* _RECORDS FOR THIS TASK_:
==================================================

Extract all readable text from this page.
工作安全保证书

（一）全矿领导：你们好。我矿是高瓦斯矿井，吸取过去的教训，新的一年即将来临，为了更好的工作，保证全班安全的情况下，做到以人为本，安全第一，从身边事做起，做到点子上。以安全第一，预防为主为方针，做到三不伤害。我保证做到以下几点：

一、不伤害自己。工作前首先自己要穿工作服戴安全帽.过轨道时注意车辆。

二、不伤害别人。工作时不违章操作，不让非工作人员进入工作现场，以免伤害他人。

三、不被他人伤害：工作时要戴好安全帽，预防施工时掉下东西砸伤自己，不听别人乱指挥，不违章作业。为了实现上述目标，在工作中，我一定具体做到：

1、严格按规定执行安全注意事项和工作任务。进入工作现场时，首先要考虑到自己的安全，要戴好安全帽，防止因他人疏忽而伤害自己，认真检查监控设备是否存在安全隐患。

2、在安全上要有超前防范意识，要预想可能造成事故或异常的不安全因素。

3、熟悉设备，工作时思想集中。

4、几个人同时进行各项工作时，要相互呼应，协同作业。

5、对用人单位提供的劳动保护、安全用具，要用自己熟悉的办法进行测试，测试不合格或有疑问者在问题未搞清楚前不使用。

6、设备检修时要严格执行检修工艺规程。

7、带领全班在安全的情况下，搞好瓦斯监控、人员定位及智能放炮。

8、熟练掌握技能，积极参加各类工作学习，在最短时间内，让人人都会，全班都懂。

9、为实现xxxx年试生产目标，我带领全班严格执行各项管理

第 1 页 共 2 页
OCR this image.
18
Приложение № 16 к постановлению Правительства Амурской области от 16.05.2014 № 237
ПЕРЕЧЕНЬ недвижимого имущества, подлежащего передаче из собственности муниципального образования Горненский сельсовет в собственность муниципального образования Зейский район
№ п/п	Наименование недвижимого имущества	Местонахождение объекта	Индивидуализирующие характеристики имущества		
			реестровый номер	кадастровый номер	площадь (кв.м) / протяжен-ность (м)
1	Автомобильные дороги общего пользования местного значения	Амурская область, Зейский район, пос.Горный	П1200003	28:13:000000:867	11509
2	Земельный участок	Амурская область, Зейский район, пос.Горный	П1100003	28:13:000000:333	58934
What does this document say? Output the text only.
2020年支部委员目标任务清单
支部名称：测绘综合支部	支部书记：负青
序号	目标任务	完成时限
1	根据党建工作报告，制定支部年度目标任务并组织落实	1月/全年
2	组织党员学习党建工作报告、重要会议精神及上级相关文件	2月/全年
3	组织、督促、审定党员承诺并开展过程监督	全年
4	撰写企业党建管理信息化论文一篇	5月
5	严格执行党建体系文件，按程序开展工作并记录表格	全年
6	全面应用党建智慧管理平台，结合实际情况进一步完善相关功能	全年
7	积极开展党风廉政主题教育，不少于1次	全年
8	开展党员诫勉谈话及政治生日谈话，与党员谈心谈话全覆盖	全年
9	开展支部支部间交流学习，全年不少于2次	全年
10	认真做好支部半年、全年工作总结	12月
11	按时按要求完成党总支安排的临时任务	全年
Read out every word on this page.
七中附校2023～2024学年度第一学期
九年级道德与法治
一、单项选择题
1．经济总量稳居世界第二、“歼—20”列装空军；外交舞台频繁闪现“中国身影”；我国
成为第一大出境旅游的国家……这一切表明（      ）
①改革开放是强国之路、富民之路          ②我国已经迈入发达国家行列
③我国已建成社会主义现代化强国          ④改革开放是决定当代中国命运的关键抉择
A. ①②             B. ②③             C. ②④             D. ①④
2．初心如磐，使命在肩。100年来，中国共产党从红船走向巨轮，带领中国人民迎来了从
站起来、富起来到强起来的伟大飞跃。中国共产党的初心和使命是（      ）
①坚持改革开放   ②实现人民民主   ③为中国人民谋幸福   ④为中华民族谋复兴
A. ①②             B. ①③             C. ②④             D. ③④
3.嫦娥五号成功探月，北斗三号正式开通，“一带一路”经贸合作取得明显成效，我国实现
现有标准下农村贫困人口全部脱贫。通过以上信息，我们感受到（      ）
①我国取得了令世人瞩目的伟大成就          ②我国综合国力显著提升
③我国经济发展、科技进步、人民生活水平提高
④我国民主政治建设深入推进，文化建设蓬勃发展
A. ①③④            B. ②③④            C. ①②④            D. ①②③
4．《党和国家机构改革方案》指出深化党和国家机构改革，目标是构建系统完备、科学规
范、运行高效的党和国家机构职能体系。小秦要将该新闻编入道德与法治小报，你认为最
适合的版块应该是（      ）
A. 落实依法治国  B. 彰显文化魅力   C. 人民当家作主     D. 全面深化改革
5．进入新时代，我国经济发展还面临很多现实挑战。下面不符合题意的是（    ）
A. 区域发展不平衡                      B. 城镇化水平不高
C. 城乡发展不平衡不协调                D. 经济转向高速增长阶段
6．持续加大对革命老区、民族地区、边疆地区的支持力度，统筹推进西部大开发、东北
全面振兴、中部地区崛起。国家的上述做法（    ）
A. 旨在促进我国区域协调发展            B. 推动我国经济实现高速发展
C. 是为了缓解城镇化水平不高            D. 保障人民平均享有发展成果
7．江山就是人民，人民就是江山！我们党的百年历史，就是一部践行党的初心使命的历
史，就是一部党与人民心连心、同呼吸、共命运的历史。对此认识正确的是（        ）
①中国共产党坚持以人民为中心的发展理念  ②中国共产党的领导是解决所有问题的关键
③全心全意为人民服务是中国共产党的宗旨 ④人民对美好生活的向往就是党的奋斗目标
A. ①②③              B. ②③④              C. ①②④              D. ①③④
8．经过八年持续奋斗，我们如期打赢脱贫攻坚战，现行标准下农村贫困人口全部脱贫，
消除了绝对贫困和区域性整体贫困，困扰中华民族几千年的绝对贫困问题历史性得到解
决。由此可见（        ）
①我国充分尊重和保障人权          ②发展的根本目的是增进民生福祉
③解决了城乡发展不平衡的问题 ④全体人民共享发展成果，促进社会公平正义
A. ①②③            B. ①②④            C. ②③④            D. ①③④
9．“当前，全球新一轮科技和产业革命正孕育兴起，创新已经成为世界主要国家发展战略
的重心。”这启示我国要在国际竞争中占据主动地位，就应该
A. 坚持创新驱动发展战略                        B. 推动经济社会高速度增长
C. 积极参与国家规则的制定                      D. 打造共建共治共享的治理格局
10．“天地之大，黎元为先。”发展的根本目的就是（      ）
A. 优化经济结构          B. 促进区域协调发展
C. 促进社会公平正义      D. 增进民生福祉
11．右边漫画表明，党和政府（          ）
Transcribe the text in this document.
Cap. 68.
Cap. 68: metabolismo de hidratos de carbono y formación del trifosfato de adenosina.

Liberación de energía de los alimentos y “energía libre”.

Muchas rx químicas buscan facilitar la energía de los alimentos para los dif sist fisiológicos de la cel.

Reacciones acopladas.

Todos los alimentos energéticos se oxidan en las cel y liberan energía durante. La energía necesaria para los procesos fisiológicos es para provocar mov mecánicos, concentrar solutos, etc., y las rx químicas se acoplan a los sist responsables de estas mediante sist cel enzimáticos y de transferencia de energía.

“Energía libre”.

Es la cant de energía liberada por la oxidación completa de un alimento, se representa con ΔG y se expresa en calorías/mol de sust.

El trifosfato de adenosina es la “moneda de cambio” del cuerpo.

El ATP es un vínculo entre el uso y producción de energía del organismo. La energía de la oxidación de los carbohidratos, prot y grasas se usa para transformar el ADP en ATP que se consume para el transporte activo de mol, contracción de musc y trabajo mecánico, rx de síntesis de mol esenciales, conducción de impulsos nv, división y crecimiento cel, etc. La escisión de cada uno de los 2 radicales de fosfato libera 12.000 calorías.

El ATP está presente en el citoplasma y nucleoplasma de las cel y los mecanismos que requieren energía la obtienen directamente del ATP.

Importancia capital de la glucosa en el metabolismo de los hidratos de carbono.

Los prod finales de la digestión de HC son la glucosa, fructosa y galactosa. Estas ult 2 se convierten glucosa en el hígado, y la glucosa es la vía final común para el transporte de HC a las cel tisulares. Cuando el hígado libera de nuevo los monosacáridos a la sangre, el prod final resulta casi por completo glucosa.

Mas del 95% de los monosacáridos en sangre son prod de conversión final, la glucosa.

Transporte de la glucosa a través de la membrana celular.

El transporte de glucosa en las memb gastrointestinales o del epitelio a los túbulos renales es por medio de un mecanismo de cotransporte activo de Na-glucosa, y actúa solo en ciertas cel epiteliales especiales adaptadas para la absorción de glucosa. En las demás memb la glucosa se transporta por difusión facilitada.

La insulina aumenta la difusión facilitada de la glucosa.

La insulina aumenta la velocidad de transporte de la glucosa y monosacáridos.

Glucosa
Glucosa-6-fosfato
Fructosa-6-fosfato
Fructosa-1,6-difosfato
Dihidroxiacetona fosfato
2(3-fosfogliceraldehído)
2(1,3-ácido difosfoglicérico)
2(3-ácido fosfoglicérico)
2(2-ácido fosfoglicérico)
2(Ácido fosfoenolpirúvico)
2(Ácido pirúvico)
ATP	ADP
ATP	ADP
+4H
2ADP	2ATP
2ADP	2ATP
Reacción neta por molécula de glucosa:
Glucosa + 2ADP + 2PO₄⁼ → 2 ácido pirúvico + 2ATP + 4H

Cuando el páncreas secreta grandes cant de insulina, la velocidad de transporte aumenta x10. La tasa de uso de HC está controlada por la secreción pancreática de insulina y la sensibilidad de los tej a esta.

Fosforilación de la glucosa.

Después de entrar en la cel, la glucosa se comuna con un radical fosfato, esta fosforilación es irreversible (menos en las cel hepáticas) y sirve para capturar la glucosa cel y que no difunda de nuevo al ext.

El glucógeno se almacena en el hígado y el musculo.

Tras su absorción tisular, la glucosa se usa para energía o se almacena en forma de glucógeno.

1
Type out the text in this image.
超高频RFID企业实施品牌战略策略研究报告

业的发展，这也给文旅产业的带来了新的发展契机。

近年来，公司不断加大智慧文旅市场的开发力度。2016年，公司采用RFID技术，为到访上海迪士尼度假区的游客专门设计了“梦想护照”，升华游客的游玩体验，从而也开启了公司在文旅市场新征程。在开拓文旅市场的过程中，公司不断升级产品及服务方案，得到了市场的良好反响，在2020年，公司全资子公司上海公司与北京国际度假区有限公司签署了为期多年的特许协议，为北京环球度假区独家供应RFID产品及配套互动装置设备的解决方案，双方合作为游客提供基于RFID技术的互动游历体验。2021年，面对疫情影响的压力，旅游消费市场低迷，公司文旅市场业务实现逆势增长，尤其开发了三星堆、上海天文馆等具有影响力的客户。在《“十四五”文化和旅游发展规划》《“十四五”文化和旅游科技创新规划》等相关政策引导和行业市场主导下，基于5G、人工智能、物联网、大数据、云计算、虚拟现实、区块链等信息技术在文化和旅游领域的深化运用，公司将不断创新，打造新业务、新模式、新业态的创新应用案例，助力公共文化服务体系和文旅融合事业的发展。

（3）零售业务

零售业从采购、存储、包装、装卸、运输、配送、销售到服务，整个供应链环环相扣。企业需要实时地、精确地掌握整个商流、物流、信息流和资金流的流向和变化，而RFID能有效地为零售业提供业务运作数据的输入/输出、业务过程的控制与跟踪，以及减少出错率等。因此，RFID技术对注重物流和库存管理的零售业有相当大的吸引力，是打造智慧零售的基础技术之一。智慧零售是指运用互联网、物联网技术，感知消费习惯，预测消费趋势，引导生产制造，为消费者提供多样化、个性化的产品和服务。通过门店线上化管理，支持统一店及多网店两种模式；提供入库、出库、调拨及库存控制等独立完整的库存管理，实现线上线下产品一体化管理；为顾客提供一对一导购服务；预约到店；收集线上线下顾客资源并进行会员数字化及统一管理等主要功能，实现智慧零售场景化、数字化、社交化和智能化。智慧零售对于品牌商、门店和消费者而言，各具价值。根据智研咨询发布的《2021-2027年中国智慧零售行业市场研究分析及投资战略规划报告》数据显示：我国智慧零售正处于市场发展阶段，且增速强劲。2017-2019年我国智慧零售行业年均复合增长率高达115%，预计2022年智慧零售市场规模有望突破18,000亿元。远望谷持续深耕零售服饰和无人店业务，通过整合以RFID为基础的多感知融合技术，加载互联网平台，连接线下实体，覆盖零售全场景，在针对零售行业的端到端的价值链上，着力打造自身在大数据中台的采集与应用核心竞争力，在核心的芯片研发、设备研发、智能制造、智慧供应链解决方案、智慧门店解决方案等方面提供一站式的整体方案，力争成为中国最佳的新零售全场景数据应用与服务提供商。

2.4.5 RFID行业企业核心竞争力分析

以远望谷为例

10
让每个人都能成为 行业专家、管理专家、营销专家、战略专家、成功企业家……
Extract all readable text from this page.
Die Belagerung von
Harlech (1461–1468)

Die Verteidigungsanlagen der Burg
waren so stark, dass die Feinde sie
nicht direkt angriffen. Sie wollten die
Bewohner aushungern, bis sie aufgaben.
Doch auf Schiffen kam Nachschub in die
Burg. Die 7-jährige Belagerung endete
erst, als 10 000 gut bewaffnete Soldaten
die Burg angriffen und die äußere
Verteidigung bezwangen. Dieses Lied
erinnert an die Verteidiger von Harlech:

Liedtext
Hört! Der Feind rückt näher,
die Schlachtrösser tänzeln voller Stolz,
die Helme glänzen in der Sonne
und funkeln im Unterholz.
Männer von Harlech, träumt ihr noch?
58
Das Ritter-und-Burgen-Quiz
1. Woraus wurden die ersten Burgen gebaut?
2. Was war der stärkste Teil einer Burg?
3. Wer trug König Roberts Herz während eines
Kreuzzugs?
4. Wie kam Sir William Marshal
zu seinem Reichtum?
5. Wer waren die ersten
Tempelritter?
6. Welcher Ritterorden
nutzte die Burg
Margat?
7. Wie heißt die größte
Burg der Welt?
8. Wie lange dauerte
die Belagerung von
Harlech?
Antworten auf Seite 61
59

==================================================

* _TASK PROMPT_:
In the lines above, find each one with "difusión" and list it.

* _EXERCISE ANSWER_:
El transporte de glucosa en las memb gastrointestinales o del epitelio a los túbulos renales es por medio de un mecanismo de cotransporte activo de Na-glucosa, y actúa solo en ciertas cel epiteliales especiales adaptadas para la absorción de glucosa. En las demás memb la glucosa se transporta por difusión facilitada.
La insulina aumenta la difusión facilitada de la glucosa.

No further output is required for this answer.